- [What you are asked to do]
Every entry needs to be reproduced exactly.

↓

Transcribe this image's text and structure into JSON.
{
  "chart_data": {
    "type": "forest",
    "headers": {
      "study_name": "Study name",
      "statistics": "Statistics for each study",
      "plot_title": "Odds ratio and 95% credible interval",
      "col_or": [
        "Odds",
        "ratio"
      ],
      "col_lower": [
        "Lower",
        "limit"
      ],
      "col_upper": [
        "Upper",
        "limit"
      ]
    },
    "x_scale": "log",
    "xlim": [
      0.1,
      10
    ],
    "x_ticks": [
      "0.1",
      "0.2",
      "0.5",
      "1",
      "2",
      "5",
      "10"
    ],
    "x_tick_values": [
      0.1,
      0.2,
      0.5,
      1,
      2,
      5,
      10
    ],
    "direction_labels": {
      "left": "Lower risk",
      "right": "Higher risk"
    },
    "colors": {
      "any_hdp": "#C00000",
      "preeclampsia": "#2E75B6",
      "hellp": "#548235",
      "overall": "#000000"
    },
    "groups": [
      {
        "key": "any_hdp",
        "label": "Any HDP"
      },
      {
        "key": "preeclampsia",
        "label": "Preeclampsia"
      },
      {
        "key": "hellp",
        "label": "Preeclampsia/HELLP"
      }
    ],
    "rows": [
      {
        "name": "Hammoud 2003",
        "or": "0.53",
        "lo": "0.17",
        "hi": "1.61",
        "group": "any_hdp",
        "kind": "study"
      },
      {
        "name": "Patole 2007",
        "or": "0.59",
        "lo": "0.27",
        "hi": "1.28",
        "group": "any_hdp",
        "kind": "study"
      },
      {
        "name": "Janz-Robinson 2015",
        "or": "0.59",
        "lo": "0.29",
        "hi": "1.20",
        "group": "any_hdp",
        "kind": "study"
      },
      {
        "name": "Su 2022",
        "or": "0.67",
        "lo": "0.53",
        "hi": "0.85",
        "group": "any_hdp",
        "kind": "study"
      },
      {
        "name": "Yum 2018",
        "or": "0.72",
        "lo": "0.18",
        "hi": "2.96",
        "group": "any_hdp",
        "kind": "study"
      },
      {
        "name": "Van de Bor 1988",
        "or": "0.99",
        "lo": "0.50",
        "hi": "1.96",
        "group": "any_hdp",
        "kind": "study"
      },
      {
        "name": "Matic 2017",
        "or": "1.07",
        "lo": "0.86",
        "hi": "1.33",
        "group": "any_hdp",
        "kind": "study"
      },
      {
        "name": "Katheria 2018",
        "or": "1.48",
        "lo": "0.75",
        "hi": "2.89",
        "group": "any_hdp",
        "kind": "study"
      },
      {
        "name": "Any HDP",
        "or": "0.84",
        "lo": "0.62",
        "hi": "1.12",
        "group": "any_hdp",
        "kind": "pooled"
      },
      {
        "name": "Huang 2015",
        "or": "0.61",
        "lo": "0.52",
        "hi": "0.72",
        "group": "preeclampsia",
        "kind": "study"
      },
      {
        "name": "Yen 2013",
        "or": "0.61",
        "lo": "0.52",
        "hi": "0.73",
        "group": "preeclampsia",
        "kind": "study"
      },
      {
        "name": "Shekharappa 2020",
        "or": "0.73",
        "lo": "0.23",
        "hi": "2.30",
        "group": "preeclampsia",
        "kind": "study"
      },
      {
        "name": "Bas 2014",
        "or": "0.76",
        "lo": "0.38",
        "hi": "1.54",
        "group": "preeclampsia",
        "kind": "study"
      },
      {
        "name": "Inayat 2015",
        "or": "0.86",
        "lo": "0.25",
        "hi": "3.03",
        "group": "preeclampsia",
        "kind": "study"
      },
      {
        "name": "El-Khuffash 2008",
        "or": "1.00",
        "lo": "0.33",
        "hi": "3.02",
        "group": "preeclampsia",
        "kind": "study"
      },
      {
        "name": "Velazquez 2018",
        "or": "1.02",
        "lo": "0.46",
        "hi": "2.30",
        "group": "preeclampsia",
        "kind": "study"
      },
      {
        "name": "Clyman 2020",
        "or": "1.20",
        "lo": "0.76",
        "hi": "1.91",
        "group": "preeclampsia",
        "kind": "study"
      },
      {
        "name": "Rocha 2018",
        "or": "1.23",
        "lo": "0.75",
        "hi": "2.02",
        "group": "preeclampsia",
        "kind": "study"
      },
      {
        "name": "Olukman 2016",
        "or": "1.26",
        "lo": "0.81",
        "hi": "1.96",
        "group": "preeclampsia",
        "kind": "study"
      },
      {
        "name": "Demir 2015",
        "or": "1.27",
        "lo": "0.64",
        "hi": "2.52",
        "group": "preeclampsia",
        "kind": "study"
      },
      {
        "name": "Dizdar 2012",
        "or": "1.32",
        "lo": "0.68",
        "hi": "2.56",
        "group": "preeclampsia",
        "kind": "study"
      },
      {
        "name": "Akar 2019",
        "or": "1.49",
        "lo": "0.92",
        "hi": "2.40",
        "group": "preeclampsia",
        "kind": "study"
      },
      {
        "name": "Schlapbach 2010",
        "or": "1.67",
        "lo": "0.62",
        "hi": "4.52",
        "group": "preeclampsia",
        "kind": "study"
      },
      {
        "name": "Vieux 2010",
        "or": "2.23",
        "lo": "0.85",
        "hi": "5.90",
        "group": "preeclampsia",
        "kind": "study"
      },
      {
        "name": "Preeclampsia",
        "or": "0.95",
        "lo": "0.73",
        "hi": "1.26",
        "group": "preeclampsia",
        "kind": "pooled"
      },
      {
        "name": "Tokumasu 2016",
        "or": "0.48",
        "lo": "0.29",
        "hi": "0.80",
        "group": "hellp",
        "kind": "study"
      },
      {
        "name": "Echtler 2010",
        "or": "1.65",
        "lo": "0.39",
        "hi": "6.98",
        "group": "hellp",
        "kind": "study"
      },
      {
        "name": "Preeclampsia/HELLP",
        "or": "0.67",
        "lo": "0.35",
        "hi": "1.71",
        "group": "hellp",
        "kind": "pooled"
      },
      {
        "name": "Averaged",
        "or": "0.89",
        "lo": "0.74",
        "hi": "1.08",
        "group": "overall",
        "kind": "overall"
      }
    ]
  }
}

↑

- [Exercise response]
Transcribe this image's text and structure into JSON.
{
  "chart_data": {
    "type": "forest",
    "headers": {
      "study_name": "Study name",
      "statistics": "Statistics for each study",
      "plot_title": "Odds ratio and 95% credible interval",
      "col_or": [
        "Odds",
        "ratio"
      ],
      "col_lower": [
        "Lower",
        "limit"
      ],
      "col_upper": [
        "Upper",
        "limit"
      ]
    },
    "x_scale": "log",
    "xlim": [
      0.1,
      10
    ],
    "x_ticks": [
      "0.1",
      "0.2",
      "0.5",
      "1",
      "2",
      "5",
      "10"
    ],
    "x_tick_values": [
      0.1,
      0.2,
      0.5,
      1,
      2,
      5,
      10
    ],
    "direction_labels": {
      "left": "Lower risk",
      "right": "Higher risk"
    },
    "colors": {
      "any_hdp": "#C00000",
      "preeclampsia": "#2E75B6",
      "hellp": "#548235",
      "overall": "#000000"
    },
    "groups": [
      {
        "key": "any_hdp",
        "label": "Any HDP"
      },
      {
        "key": "preeclampsia",
        "label": "Preeclampsia"
      },
      {
        "key": "hellp",
        "label": "Preeclampsia/HELLP"
      }
    ],
    "rows": [
      {
        "name": "Hammoud 2003",
        "or": "0.53",
        "lo": "0.17",
        "hi": "1.61",
        "group": "any_hdp",
        "kind": "study"
      },
      {
        "name": "Patole 2007",
        "or": "0.59",
        "lo": "0.27",
        "hi": "1.28",
        "group": "any_hdp",
        "kind": "study"
      },
      {
        "name": "Janz-Robinson 2015",
        "or": "0.59",
        "lo": "0.29",
        "hi": "1.20",
        "group": "any_hdp",
        "kind": "study"
      },
      {
        "name": "Su 2022",
        "or": "0.67",
        "lo": "0.53",
        "hi": "0.85",
        "group": "any_hdp",
        "kind": "study"
      },
      {
        "name": "Yum 2018",
        "or": "0.72",
        "lo": "0.18",
        "hi": "2.96",
        "group": "any_hdp",
        "kind": "study"
      },
      {
        "name": "Van de Bor 1988",
        "or": "0.99",
        "lo": "0.50",
        "hi": "1.96",
        "group": "any_hdp",
        "kind": "study"
      },
      {
        "name": "Matic 2017",
        "or": "1.07",
        "lo": "0.86",
        "hi": "1.33",
        "group": "any_hdp",
        "kind": "study"
      },
      {
        "name": "Katheria 2018",
        "or": "1.48",
        "lo": "0.75",
        "hi": "2.89",
        "group": "any_hdp",
        "kind": "study"
      },
      {
        "name": "Any HDP",
        "or": "0.84",
        "lo": "0.62",
        "hi": "1.12",
        "group": "any_hdp",
        "kind": "pooled"
      },
      {
        "name": "Huang 2015",
        "or": "0.61",
        "lo": "0.52",
        "hi": "0.72",
        "group": "preeclampsia",
        "kind": "study"
      },
      {
        "name": "Yen 2013",
        "or": "0.61",
        "lo": "0.52",
        "hi": "0.73",
        "group": "preeclampsia",
        "kind": "study"
      },
      {
        "name": "Shekharappa 2020",
        "or": "0.73",
        "lo": "0.23",
        "hi": "2.30",
        "group": "preeclampsia",
        "kind": "study"
      },
      {
        "name": "Bas 2014",
        "or": "0.76",
        "lo": "0.38",
        "hi": "1.54",
        "group": "preeclampsia",
        "kind": "study"
      },
      {
        "name": "Inayat 2015",
        "or": "0.86",
        "lo": "0.25",
        "hi": "3.03",
        "group": "preeclampsia",
        "kind": "study"
      },
      {
        "name": "El-Khuffash 2008",
        "or": "1.00",
        "lo": "0.33",
        "hi": "3.02",
        "group": "preeclampsia",
        "kind": "study"
      },
      {
        "name": "Velazquez 2018",
        "or": "1.02",
        "lo": "0.46",
        "hi": "2.30",
        "group": "preeclampsia",
        "kind": "study"
      },
      {
        "name": "Clyman 2020",
        "or": "1.20",
        "lo": "0.76",
        "hi": "1.91",
        "group": "preeclampsia",
        "kind": "study"
      },
      {
        "name": "Rocha 2018",
        "or": "1.23",
        "lo": "0.75",
        "hi": "2.02",
        "group": "preeclampsia",
        "kind": "study"
      },
      {
        "name": "Olukman 2016",
        "or": "1.26",
        "lo": "0.81",
        "hi": "1.96",
        "group": "preeclampsia",
        "kind": "study"
      },
      {
        "name": "Demir 2015",
        "or": "1.27",
        "lo": "0.64",
        "hi": "2.52",
        "group": "preeclampsia",
        "kind": "study"
      },
      {
        "name": "Dizdar 2012",
        "or": "1.32",
        "lo": "0.68",
        "hi": "2.56",
        "group": "preeclampsia",
        "kind": "study"
      },
      {
        "name": "Akar 2019",
        "or": "1.49",
        "lo": "0.92",
        "hi": "2.40",
        "group": "preeclampsia",
        "kind": "study"
      },
      {
        "name": "Schlapbach 2010",
        "or": "1.67",
        "lo": "0.62",
        "hi": "4.52",
        "group": "preeclampsia",
        "kind": "study"
      },
      {
        "name": "Vieux 2010",
        "or": "2.23",
        "lo": "0.85",
        "hi": "5.90",
        "group": "preeclampsia",
        "kind": "study"
      },
      {
        "name": "Preeclampsia",
        "or": "0.95",
        "lo": "0.73",
        "hi": "1.26",
        "group": "preeclampsia",
        "kind": "pooled"
      },
      {
        "name": "Tokumasu 2016",
        "or": "0.48",
        "lo": "0.29",
        "hi": "0.80",
        "group": "hellp",
        "kind": "study"
      },
      {
        "name": "Echtler 2010",
        "or": "1.65",
        "lo": "0.39",
        "hi": "6.98",
        "group": "hellp",
        "kind": "study"
      },
      {
        "name": "Preeclampsia/HELLP",
        "or": "0.67",
        "lo": "0.35",
        "hi": "1.71",
        "group": "hellp",
        "kind": "pooled"
      },
      {
        "name": "Averaged",
        "or": "0.89",
        "lo": "0.74",
        "hi": "1.08",
        "group": "overall",
        "kind": "overall"
      }
    ]
  }
}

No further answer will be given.